(Data entries)
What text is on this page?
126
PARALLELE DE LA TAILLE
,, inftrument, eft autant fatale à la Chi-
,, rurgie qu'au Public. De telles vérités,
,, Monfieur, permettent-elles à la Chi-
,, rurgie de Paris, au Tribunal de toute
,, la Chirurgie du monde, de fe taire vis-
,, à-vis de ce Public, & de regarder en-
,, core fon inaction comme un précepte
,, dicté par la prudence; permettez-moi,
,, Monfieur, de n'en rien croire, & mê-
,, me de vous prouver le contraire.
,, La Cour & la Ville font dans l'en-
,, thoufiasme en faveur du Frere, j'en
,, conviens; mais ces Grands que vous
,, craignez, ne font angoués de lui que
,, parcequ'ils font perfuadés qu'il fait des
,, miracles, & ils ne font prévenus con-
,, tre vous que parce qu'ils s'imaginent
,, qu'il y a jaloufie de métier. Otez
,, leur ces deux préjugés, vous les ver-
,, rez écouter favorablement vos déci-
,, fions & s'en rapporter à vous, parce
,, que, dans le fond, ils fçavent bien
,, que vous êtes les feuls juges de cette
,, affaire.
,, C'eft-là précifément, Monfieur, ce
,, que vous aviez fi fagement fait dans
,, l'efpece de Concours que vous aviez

* * *

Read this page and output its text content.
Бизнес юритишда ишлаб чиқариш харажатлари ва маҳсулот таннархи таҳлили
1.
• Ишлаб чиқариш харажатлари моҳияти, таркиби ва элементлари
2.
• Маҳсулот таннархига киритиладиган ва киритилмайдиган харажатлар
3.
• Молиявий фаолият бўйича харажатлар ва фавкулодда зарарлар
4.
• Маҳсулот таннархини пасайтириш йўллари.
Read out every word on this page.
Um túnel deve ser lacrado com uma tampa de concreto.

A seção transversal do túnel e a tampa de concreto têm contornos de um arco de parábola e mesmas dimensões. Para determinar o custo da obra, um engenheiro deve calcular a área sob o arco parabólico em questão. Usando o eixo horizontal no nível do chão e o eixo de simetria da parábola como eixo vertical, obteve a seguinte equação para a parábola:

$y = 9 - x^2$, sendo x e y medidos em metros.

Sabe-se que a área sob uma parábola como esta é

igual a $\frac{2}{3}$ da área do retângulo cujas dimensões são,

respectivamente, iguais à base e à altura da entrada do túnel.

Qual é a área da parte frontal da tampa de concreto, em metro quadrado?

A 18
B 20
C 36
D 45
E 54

---

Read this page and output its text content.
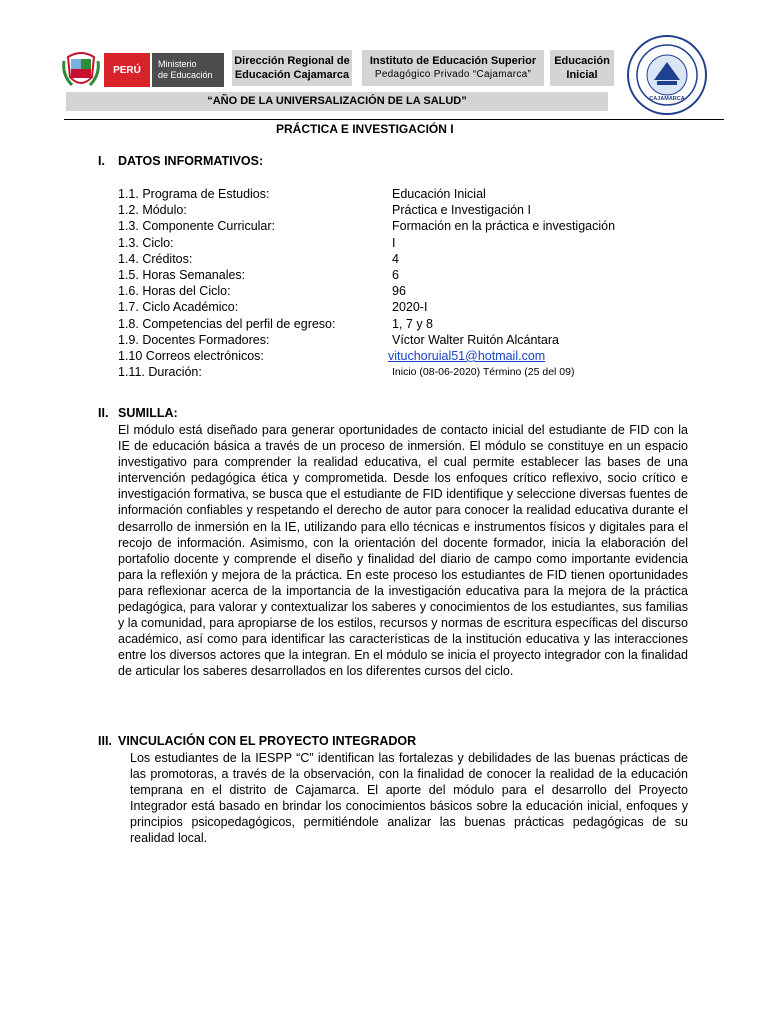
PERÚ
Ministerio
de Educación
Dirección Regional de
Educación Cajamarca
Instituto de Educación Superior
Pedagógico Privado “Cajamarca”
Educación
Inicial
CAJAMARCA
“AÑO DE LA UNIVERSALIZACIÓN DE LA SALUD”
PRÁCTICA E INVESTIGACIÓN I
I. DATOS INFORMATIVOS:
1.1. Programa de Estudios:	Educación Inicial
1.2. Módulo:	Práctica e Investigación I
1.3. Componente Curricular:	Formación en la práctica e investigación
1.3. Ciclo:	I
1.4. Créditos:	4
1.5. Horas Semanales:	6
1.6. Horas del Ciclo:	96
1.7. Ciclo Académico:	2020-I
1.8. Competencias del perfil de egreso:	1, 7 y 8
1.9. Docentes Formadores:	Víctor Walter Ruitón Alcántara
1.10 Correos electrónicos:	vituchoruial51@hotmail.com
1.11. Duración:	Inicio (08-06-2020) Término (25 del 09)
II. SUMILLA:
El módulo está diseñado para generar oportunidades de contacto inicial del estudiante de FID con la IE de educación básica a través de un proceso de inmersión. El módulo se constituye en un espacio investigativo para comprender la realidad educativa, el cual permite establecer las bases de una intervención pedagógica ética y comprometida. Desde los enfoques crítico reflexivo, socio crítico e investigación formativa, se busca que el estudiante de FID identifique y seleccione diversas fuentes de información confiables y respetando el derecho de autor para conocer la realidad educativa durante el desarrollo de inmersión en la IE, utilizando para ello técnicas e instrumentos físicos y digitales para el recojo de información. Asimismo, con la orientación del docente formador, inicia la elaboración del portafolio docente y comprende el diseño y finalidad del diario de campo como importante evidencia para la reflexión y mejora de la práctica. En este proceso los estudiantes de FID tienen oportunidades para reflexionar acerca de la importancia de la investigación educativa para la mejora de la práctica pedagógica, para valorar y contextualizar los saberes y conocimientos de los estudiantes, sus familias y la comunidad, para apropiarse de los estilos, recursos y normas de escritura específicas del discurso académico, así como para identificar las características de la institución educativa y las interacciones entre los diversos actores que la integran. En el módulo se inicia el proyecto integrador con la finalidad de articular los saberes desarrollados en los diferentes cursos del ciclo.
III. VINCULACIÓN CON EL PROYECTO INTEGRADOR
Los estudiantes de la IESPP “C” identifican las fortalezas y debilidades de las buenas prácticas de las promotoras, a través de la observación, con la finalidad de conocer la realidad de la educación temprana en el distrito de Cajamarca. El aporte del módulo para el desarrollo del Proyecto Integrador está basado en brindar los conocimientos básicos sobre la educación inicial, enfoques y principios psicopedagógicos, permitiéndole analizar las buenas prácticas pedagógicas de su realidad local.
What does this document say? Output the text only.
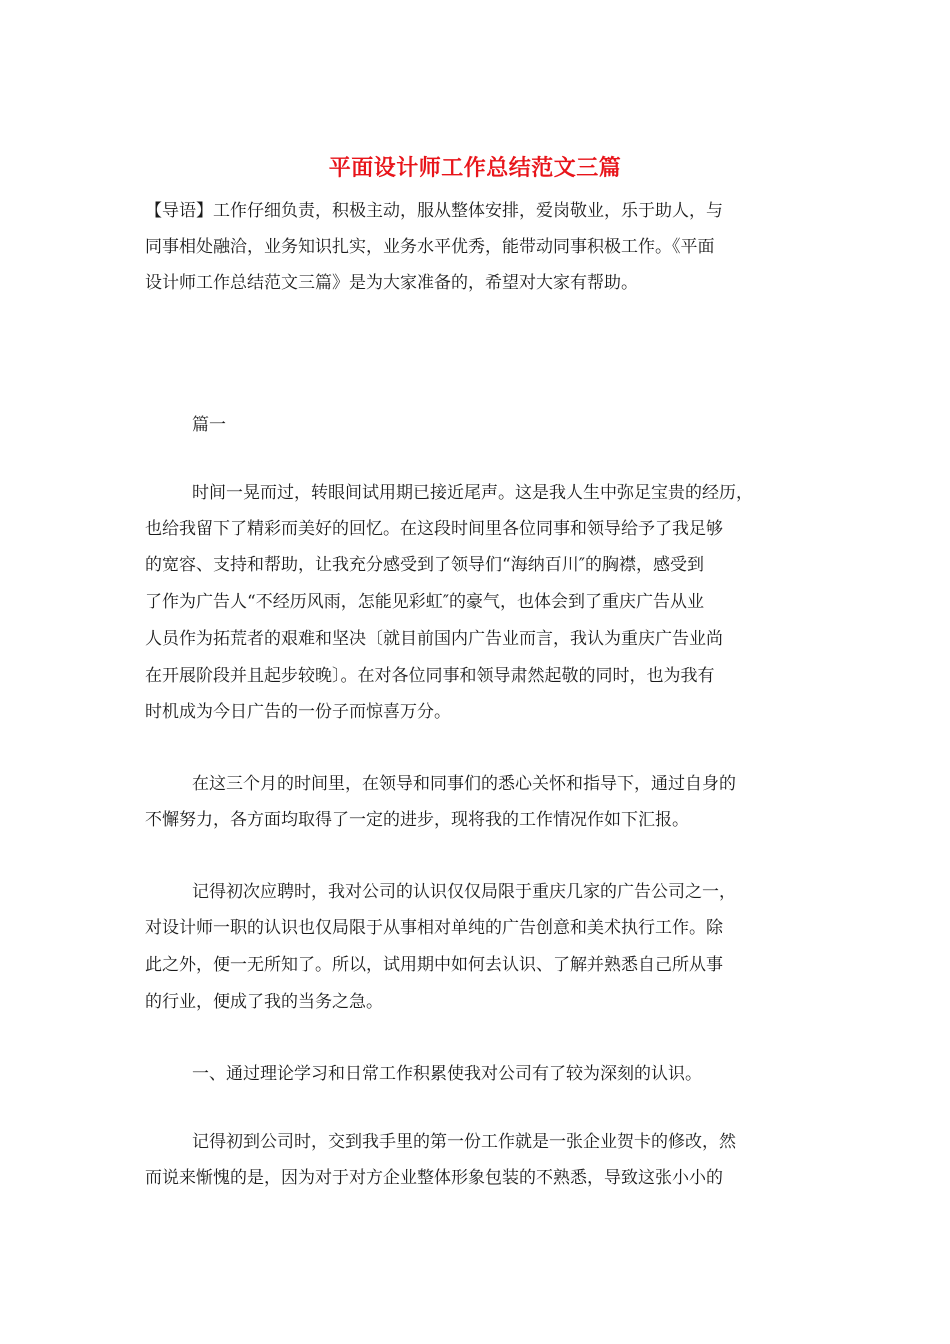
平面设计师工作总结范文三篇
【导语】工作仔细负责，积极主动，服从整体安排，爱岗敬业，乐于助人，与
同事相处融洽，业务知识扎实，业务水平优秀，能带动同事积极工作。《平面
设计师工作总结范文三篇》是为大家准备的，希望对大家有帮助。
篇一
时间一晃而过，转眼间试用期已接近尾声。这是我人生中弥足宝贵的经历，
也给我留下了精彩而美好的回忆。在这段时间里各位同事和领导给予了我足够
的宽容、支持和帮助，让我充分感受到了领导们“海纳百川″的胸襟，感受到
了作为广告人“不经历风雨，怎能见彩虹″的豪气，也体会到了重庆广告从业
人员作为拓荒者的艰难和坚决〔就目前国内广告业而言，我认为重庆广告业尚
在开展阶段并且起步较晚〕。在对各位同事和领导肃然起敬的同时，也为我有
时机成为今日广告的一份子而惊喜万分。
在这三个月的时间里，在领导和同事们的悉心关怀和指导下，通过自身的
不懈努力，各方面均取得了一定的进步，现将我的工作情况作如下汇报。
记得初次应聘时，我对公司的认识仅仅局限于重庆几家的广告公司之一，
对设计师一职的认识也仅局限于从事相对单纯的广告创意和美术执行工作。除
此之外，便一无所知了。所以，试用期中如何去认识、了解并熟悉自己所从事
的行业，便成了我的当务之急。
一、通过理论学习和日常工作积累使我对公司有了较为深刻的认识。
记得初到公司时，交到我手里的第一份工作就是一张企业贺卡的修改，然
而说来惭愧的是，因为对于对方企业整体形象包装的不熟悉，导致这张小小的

* REQUIRED TASK *
Check every line of the data, and copy the ones that contain "чиқариш".

* FINAL ANSWER *
Бизнес юритишда ишлаб чиқариш харажатлари ва маҳсулот таннархи таҳлили
• Ишлаб чиқариш харажатлари моҳияти, таркиби ва элементлари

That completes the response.